Requirement - Pictures stay out of the copy; restate everything else in the material exactly.

Input data -
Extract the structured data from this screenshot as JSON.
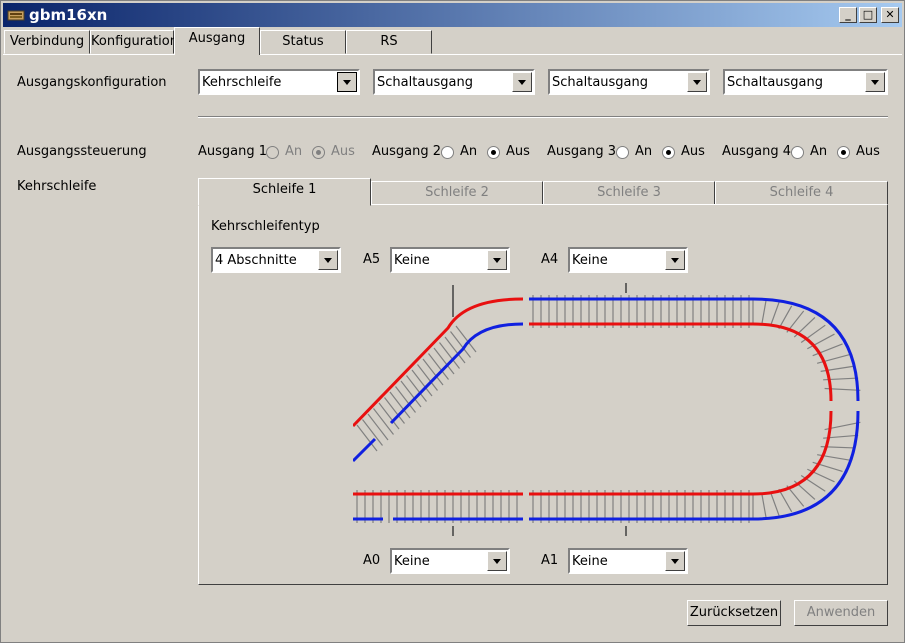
{
  "window": {
    "title": "gbm16xn",
    "minimize": "_",
    "maximize": "□",
    "close": "✕"
  },
  "tabs": [
    "Verbindung",
    "Konfiguration",
    "Ausgang",
    "Status",
    "RS"
  ],
  "active_tab": "Ausgang",
  "config": {
    "label": "Ausgangskonfiguration",
    "combos": [
      "Kehrschleife",
      "Schaltausgang",
      "Schaltausgang",
      "Schaltausgang"
    ]
  },
  "control": {
    "label": "Ausgangssteuerung",
    "on_label": "An",
    "off_label": "Aus",
    "outputs": [
      {
        "name": "Ausgang 1",
        "state": "Aus",
        "disabled": true
      },
      {
        "name": "Ausgang 2",
        "state": "Aus",
        "disabled": false
      },
      {
        "name": "Ausgang 3",
        "state": "Aus",
        "disabled": false
      },
      {
        "name": "Ausgang 4",
        "state": "Aus",
        "disabled": false
      }
    ]
  },
  "loop": {
    "label": "Kehrschleife",
    "tabs": [
      "Schleife 1",
      "Schleife 2",
      "Schleife 3",
      "Schleife 4"
    ],
    "type_label": "Kehrschleifentyp",
    "type_value": "4 Abschnitte",
    "sections": {
      "A5": {
        "label": "A5",
        "value": "Keine"
      },
      "A4": {
        "label": "A4",
        "value": "Keine"
      },
      "A0": {
        "label": "A0",
        "value": "Keine"
      },
      "A1": {
        "label": "A1",
        "value": "Keine"
      }
    },
    "colors": {
      "rail_red": "#e81010",
      "rail_blue": "#1020e0",
      "sleeper": "#808080"
    }
  },
  "buttons": {
    "reset": "Zurücksetzen",
    "apply": "Anwenden"
  }
}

Result for this task -
Extract the structured data from this screenshot as JSON.
{
  "window": {
    "title": "gbm16xn",
    "minimize": "_",
    "maximize": "□",
    "close": "✕"
  },
  "tabs": [
    "Verbindung",
    "Konfiguration",
    "Ausgang",
    "Status",
    "RS"
  ],
  "active_tab": "Ausgang",
  "config": {
    "label": "Ausgangskonfiguration",
    "combos": [
      "Kehrschleife",
      "Schaltausgang",
      "Schaltausgang",
      "Schaltausgang"
    ]
  },
  "control": {
    "label": "Ausgangssteuerung",
    "on_label": "An",
    "off_label": "Aus",
    "outputs": [
      {
        "name": "Ausgang 1",
        "state": "Aus",
        "disabled": true
      },
      {
        "name": "Ausgang 2",
        "state": "Aus",
        "disabled": false
      },
      {
        "name": "Ausgang 3",
        "state": "Aus",
        "disabled": false
      },
      {
        "name": "Ausgang 4",
        "state": "Aus",
        "disabled": false
      }
    ]
  },
  "loop": {
    "label": "Kehrschleife",
    "tabs": [
      "Schleife 1",
      "Schleife 2",
      "Schleife 3",
      "Schleife 4"
    ],
    "type_label": "Kehrschleifentyp",
    "type_value": "4 Abschnitte",
    "sections": {
      "A5": {
        "label": "A5",
        "value": "Keine"
      },
      "A4": {
        "label": "A4",
        "value": "Keine"
      },
      "A0": {
        "label": "A0",
        "value": "Keine"
      },
      "A1": {
        "label": "A1",
        "value": "Keine"
      }
    },
    "colors": {
      "rail_red": "#e81010",
      "rail_blue": "#1020e0",
      "sleeper": "#808080"
    }
  },
  "buttons": {
    "reset": "Zurücksetzen",
    "apply": "Anwenden"
  }
}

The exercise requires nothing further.